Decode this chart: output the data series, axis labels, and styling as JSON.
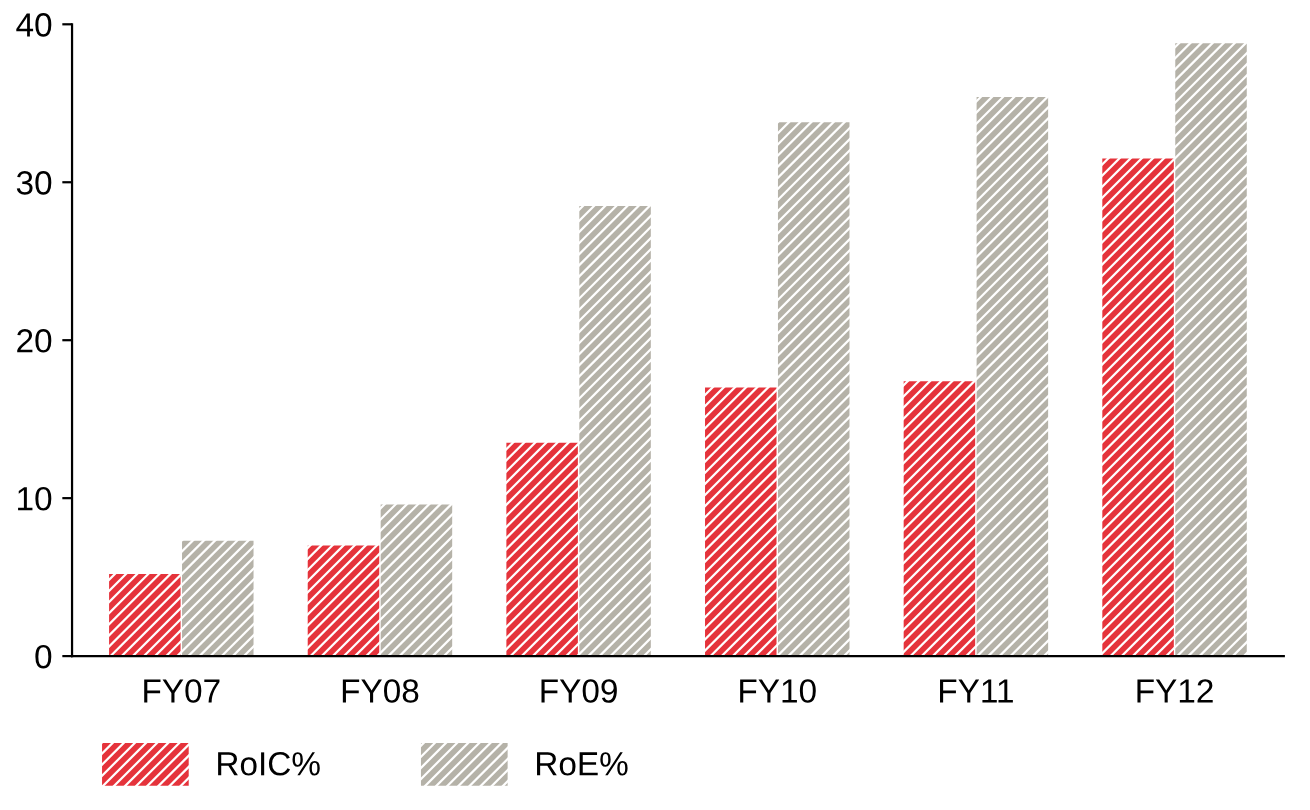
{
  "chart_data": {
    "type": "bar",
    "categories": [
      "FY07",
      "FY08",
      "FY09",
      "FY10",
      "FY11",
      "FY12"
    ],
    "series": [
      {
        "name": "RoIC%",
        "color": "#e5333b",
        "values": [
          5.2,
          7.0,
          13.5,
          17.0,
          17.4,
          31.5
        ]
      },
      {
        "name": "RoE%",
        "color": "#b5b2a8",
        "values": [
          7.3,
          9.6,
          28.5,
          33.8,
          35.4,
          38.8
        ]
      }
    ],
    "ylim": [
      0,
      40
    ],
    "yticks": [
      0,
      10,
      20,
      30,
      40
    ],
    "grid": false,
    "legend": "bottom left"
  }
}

——————————

Give back the entries verbatim. Do not include any picture.

--- Finished exercise ---
Decode this chart: output the data series, axis labels, and styling as JSON.
{
  "chart_data": {
    "type": "bar",
    "categories": [
      "FY07",
      "FY08",
      "FY09",
      "FY10",
      "FY11",
      "FY12"
    ],
    "series": [
      {
        "name": "RoIC%",
        "color": "#e5333b",
        "values": [
          5.2,
          7.0,
          13.5,
          17.0,
          17.4,
          31.5
        ]
      },
      {
        "name": "RoE%",
        "color": "#b5b2a8",
        "values": [
          7.3,
          9.6,
          28.5,
          33.8,
          35.4,
          38.8
        ]
      }
    ],
    "ylim": [
      0,
      40
    ],
    "yticks": [
      0,
      10,
      20,
      30,
      40
    ],
    "grid": false,
    "legend": "bottom left"
  }
}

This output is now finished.